# Wine glass holders



## beltramidave (Jan 6, 2016)

Have been busy trying to perfect a wine glass holder. Think they will make great gifts and can be customized with different sayings or artwork fairly easily. Also been working on finishing techniques (and still need a lot of work). Having difficulties with blotching despite trying gel stains and conditioners. Have been told that I need to use "toners", so I have to figure out what that means for sure.

Dave


----------



## DesertRatTom (Jul 3, 2012)

What an interesting gadget! Beautifully carved.


----------



## honesttjohn (Feb 17, 2015)

Neat idea for a last minute unique gift.

I wouldn't worry about the blotching. Just finish them as normal. That's just one of the characteristics of wood. No 2 pieces are the same even if cut identical. That's what makes them all different in their own special way.


----------



## Herb Stoops (Aug 28, 2012)

I think you over perfected them, they are now art pieces.

Great job.
Herb


----------



## RainMan 2.0 (May 6, 2014)

Great job. I’ve never seen this done before


----------



## 4DThinker (Feb 16, 2014)

We try and discourage our students from using dark stains on light woods, but if they insist then the first coat recommended is a sanding sealer. Lightly sand after it dries and then apply your stain. BTW, your wine holders look great to me.


----------



## beltramidave (Jan 6, 2016)

4DThinker said:


> We try and discourage our students from using dark stains on light woods, but if they insist then the first coat recommended is a sanding sealer. Lightly sand after it dries and then apply your stain. BTW, your wine holders look great to me.


Thanks 4D for the pointers. I have tried both "wood conditioners" and sanding sealers, but just have not had the results that I am after. It's hard to run a part and not get raised grain somewhere to mess it up. Guess that's why they make paint..


----------



## hawkeye10 (Jul 28, 2015)

• The request: Please go on with the wine glass holder thread by writing the post under its last header. The listing comes from a different source and has no connection to the wine glass holder thread.

• Record extracts:
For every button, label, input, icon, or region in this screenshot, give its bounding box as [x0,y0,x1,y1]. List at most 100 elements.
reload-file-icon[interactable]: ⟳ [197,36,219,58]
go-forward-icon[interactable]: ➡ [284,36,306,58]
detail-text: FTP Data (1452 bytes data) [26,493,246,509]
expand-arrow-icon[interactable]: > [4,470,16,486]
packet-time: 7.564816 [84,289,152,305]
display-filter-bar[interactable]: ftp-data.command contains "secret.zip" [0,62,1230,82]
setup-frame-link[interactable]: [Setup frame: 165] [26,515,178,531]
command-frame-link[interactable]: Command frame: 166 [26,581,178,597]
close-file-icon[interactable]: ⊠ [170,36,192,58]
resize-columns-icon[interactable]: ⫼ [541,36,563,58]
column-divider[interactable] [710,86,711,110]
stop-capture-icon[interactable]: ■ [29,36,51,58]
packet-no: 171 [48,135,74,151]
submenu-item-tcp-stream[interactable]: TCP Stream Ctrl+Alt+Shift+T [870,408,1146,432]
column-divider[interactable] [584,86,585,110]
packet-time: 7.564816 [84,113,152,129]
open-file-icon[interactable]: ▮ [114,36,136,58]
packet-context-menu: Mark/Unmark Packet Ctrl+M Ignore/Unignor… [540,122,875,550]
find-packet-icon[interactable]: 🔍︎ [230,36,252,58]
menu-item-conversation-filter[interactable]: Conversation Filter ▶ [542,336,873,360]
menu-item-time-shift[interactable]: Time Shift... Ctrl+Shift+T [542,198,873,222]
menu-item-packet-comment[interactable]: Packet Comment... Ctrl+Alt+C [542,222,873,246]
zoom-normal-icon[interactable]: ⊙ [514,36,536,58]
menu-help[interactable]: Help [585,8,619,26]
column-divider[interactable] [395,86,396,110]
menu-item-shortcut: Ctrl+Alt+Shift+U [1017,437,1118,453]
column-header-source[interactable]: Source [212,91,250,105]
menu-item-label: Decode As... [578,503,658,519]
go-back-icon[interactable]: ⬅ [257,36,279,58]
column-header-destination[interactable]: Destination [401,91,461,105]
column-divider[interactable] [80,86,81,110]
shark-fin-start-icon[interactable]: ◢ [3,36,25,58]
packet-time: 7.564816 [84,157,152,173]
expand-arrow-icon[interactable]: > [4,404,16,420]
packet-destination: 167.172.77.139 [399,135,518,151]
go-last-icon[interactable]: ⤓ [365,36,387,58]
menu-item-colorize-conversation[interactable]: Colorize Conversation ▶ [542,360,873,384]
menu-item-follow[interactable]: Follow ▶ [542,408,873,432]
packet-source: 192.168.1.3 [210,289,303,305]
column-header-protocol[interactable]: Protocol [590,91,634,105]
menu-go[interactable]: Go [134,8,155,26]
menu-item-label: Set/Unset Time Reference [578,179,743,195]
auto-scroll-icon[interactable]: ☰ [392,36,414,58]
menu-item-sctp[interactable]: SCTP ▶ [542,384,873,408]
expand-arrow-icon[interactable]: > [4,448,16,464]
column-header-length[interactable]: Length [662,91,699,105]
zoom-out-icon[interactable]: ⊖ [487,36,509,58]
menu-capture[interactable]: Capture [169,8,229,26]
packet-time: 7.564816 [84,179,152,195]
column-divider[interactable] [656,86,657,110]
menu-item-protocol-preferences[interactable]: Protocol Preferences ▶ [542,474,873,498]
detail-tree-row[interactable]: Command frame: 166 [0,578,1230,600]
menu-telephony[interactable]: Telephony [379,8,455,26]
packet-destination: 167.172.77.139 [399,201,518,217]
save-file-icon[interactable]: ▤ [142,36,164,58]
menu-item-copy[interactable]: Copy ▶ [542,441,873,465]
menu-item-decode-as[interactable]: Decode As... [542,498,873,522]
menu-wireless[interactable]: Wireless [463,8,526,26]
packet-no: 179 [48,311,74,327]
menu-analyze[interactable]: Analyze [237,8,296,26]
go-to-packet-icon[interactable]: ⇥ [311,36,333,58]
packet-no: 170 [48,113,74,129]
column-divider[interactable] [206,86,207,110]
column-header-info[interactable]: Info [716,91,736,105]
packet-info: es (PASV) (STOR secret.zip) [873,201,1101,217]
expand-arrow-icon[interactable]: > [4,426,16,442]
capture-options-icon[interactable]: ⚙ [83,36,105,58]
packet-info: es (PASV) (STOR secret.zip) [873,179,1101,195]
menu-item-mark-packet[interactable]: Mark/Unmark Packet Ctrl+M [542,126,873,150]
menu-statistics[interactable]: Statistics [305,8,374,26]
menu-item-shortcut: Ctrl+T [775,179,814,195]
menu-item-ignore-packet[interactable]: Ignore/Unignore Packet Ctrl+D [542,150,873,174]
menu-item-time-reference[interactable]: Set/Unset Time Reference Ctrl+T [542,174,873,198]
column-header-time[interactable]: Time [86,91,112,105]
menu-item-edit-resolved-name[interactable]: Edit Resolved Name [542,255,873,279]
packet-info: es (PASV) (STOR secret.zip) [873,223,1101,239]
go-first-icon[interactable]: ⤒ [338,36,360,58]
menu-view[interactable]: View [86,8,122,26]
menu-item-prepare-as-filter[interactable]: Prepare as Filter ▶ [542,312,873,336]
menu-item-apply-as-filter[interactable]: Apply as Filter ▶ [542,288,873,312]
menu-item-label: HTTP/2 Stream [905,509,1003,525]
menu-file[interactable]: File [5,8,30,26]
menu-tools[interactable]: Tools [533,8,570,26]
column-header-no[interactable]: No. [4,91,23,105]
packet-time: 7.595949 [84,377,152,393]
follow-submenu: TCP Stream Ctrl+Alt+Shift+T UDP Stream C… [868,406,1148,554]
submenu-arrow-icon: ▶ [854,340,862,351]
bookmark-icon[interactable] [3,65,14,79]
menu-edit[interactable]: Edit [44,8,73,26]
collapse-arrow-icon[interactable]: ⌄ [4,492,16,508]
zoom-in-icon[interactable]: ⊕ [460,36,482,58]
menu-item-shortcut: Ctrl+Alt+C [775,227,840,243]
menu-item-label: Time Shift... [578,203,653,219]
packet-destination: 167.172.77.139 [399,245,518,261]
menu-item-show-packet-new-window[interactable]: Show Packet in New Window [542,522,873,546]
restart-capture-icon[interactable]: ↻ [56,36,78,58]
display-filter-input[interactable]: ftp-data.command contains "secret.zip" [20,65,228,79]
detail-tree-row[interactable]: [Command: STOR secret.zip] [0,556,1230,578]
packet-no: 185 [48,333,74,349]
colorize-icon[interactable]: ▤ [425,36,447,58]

• Reply:
beltramidave said:


> Thanks 4D for the pointers. I have tried both "wood conditioners" and sanding sealers, but just have not had the results that I am after. It's hard to run a part and not get raised grain somewhere to mess it up. Guess that's why they make paint..


Dave, are you using a water-based sealer? Most of the time water is what raises the grain. Your wine glass holders look great.


----------



## beltramidave (Jan 6, 2016)

hawkeye10 said:


> Dave, are you using a water-based sealer? Most of the time water is what raises the grain. Your wine glass holders look great.


The can says it is for oil based stains. It is a Minwax product.


----------



## old55 (Aug 11, 2013)

They look great.


----------



## marecat3 (Nov 30, 2010)

amazing job


----------



## MEBCWD (Jan 14, 2012)

Dave they look good to me. I would not worry about the small amount of blotchiness when stained because most people will be looking at the carvings and never notice the slight color differences, they really don't look bad.

Nice projects.


----------



## papasombre (Sep 22, 2011)

Splendid wine glass holders.
Are the raised grapes in the first pic hand carved? What's about the letters?
Congratulations.


----------



## papasombre (Sep 22, 2011)

papasombre said:


> Splendid wine glass holders.
> Are the raised grapes in the first pic hand carved? What's about the letters?
> Congratulations.


Silly me. I didn´t see the forum!!
Anyway, is a nice job.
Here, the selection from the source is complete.